** START Data for processing **

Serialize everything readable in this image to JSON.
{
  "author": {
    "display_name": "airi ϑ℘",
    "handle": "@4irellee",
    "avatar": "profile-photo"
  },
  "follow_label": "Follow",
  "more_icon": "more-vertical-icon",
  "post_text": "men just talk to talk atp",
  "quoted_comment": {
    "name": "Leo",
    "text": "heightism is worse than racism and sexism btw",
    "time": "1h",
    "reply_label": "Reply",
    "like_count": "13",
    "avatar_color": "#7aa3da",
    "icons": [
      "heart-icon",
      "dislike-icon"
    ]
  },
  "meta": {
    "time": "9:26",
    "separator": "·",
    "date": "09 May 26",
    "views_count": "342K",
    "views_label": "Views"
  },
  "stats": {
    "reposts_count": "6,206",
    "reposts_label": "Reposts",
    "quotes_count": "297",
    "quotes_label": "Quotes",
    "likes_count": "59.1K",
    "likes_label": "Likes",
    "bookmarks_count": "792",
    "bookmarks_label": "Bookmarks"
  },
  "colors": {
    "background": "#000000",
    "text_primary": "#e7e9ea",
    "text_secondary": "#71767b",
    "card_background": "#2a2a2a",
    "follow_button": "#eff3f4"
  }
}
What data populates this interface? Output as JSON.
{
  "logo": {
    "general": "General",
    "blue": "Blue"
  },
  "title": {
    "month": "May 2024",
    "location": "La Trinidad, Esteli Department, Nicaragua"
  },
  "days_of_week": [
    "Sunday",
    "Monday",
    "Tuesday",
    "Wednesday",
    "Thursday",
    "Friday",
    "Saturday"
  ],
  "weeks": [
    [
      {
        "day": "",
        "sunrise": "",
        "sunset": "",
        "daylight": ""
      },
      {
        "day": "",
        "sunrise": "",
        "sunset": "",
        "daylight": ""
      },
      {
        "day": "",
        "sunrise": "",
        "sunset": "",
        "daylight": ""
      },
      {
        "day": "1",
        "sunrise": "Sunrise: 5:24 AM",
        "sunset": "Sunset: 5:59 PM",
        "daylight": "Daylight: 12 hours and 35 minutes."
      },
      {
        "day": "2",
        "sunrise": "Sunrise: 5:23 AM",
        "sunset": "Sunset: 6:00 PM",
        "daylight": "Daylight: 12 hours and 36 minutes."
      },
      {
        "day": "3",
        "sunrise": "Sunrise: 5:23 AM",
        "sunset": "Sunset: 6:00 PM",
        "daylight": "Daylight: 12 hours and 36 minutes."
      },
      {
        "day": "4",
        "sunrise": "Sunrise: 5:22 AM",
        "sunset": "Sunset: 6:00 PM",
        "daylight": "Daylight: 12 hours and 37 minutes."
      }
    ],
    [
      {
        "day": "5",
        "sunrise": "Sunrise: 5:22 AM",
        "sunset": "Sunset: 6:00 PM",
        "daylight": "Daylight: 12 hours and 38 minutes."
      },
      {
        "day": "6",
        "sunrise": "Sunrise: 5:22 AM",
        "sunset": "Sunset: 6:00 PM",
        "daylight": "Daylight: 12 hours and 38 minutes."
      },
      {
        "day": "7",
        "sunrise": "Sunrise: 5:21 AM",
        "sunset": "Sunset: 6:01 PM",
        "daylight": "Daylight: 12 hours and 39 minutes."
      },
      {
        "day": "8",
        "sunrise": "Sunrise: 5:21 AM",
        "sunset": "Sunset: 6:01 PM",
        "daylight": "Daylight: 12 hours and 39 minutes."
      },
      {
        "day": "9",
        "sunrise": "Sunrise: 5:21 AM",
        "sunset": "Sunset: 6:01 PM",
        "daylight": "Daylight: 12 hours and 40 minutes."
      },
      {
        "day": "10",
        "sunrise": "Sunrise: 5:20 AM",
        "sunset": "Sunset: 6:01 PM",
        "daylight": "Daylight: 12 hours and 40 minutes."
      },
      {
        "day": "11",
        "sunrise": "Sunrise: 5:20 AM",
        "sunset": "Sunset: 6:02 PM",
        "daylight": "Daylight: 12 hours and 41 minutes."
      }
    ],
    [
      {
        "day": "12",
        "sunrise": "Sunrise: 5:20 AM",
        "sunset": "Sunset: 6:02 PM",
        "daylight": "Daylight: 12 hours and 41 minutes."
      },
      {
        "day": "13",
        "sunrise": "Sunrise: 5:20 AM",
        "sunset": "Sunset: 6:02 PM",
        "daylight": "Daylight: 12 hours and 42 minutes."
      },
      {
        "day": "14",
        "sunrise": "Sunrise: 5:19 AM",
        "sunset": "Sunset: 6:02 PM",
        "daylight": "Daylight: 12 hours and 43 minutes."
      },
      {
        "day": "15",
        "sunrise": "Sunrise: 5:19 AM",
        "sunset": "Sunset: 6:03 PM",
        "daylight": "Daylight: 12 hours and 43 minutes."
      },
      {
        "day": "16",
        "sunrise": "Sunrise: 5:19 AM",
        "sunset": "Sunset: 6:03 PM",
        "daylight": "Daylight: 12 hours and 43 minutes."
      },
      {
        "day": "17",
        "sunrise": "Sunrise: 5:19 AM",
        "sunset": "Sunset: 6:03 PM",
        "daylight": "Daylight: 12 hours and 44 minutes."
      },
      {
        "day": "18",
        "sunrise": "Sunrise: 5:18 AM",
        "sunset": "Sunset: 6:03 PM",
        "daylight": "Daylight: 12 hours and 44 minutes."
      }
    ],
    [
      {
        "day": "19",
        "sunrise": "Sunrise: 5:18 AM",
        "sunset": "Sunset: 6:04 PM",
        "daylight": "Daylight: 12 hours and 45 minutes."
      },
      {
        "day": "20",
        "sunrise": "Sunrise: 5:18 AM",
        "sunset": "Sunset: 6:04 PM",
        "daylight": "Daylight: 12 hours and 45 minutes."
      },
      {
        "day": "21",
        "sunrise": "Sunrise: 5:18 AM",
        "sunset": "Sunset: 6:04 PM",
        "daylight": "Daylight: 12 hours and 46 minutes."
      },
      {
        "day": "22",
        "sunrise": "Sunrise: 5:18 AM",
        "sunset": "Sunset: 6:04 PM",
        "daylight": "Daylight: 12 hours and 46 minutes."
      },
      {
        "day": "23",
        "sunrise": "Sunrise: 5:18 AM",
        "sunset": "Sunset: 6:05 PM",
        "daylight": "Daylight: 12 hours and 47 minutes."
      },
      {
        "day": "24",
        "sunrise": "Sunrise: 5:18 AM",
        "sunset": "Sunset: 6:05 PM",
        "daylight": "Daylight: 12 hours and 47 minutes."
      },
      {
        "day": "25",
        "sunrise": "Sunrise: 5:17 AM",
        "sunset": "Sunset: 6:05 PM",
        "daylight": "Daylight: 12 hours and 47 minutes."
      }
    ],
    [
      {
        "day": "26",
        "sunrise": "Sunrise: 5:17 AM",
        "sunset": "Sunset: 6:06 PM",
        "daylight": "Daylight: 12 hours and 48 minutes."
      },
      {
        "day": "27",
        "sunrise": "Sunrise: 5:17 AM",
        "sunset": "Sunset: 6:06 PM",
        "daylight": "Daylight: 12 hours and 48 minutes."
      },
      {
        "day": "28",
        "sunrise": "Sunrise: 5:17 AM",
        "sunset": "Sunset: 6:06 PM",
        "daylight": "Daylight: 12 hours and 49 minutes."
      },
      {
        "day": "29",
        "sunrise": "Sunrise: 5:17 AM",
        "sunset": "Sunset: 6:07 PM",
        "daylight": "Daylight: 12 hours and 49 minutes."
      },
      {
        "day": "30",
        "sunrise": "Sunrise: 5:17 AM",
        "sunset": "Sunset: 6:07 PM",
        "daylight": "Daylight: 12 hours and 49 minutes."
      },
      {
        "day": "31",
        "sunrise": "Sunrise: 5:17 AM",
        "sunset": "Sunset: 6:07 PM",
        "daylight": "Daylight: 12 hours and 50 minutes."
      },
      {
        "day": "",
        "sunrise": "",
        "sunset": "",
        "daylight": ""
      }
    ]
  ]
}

** END Data for processing **

Task directions -
Some lines of the records may hold the word "JSON". How many do? Answer with a number and nothing else.

Answer to the problem -
2